What to produce –
Output the material exactly, but drop every image it holds.

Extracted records
:::
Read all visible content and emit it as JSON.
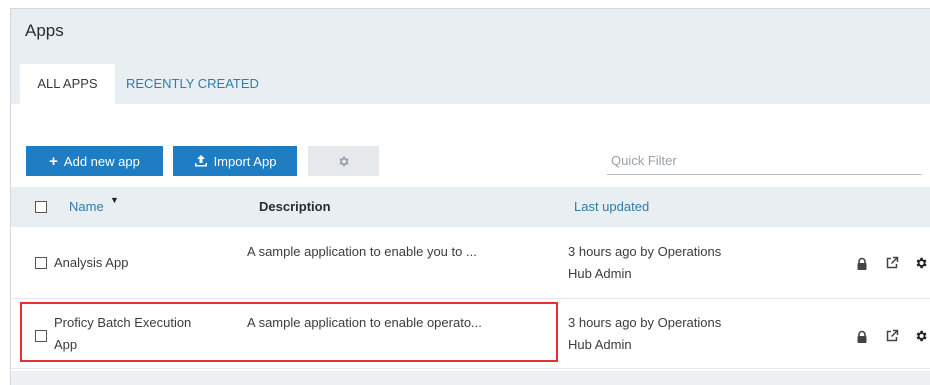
{
  "header": {
    "title": "Apps",
    "tabs": [
      {
        "label": "ALL APPS",
        "active": true
      },
      {
        "label": "RECENTLY CREATED",
        "active": false
      }
    ]
  },
  "toolbar": {
    "add_label": "Add new app",
    "import_label": "Import App",
    "settings_icon": "gear-icon",
    "filter_placeholder": "Quick Filter"
  },
  "table": {
    "columns": {
      "name": "Name",
      "description": "Description",
      "last_updated": "Last updated"
    },
    "rows": [
      {
        "name": "Analysis App",
        "description": "A sample application to enable you to ...",
        "updated_line1": "3 hours ago by Operations",
        "updated_line2": "Hub Admin",
        "actions": [
          "lock-icon",
          "external-link-icon",
          "gear-icon"
        ]
      },
      {
        "name_line1": "Proficy Batch Execution",
        "name_line2": "App",
        "description": "A sample application to enable operato...",
        "updated_line1": "3 hours ago by Operations",
        "updated_line2": "Hub Admin",
        "actions": [
          "lock-icon",
          "external-link-icon",
          "gear-icon"
        ],
        "highlighted": true
      }
    ]
  },
  "colors": {
    "accent": "#1f7dc3",
    "link": "#2e7ea8",
    "header_bg": "#e9eef2",
    "highlight": "#e5312f"
  }
}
:::
Result of the task –
Read all visible content and emit it as JSON.
{
  "header": {
    "title": "Apps",
    "tabs": [
      {
        "label": "ALL APPS",
        "active": true
      },
      {
        "label": "RECENTLY CREATED",
        "active": false
      }
    ]
  },
  "toolbar": {
    "add_label": "Add new app",
    "import_label": "Import App",
    "settings_icon": "gear-icon",
    "filter_placeholder": "Quick Filter"
  },
  "table": {
    "columns": {
      "name": "Name",
      "description": "Description",
      "last_updated": "Last updated"
    },
    "rows": [
      {
        "name": "Analysis App",
        "description": "A sample application to enable you to ...",
        "updated_line1": "3 hours ago by Operations",
        "updated_line2": "Hub Admin",
        "actions": [
          "lock-icon",
          "external-link-icon",
          "gear-icon"
        ]
      },
      {
        "name_line1": "Proficy Batch Execution",
        "name_line2": "App",
        "description": "A sample application to enable operato...",
        "updated_line1": "3 hours ago by Operations",
        "updated_line2": "Hub Admin",
        "actions": [
          "lock-icon",
          "external-link-icon",
          "gear-icon"
        ],
        "highlighted": true
      }
    ]
  },
  "colors": {
    "accent": "#1f7dc3",
    "link": "#2e7ea8",
    "header_bg": "#e9eef2",
    "highlight": "#e5312f"
  }
}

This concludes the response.